▼

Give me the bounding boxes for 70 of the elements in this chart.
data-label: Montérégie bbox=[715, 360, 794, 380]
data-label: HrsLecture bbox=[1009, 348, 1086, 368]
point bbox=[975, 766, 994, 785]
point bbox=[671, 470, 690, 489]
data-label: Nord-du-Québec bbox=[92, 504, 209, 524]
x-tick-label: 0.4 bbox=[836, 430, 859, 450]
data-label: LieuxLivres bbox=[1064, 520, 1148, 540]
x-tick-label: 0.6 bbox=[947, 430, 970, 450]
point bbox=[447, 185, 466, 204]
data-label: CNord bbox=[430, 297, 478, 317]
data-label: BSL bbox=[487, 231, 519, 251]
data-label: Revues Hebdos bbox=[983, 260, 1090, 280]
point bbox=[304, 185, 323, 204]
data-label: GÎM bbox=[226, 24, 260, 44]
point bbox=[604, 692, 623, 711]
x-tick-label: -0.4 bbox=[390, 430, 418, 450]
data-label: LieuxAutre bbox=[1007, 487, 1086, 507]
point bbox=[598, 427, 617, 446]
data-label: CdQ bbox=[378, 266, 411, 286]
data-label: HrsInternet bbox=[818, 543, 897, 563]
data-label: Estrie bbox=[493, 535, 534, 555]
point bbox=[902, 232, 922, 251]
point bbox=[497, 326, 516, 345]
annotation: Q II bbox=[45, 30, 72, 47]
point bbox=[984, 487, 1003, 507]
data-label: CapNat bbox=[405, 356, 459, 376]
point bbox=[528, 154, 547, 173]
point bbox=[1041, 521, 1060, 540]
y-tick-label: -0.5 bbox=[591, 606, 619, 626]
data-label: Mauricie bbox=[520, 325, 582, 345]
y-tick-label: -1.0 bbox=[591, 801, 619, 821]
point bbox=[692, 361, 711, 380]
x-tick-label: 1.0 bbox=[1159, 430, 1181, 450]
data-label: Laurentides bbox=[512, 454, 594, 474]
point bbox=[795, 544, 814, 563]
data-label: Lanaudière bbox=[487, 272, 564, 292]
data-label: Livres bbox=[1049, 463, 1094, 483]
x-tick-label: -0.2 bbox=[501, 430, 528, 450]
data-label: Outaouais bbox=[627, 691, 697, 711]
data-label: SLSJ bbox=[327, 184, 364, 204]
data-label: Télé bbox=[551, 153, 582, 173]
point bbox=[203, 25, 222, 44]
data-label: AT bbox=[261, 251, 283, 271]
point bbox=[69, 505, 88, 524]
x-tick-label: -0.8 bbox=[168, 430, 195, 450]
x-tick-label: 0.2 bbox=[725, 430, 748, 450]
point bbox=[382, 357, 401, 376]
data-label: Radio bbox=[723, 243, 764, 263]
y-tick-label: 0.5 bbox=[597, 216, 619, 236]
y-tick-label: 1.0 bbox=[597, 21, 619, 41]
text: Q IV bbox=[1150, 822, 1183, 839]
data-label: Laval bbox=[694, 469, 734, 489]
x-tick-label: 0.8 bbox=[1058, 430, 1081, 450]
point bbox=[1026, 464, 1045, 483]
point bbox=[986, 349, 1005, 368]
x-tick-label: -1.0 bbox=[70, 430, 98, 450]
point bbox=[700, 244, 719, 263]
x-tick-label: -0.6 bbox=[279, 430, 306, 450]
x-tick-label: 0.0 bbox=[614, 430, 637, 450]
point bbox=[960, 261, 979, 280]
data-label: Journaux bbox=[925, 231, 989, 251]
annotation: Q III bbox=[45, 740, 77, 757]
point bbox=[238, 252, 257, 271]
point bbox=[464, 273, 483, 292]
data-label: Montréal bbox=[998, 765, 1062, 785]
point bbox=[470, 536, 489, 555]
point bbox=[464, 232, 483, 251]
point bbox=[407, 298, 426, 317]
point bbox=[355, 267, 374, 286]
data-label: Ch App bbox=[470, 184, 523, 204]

▲

#### [Your goal]
Reproduce the records above from the first line up to and including the line with "x-tick-label: 0.4 bbox=[836, 430, 859, 450]".

#### [Correct output]
Give me the bounding boxes for 70 of the elements in this chart.
data-label: Montérégie bbox=[715, 360, 794, 380]
data-label: HrsLecture bbox=[1009, 348, 1086, 368]
point bbox=[975, 766, 994, 785]
point bbox=[671, 470, 690, 489]
data-label: Nord-du-Québec bbox=[92, 504, 209, 524]
x-tick-label: 0.4 bbox=[836, 430, 859, 450]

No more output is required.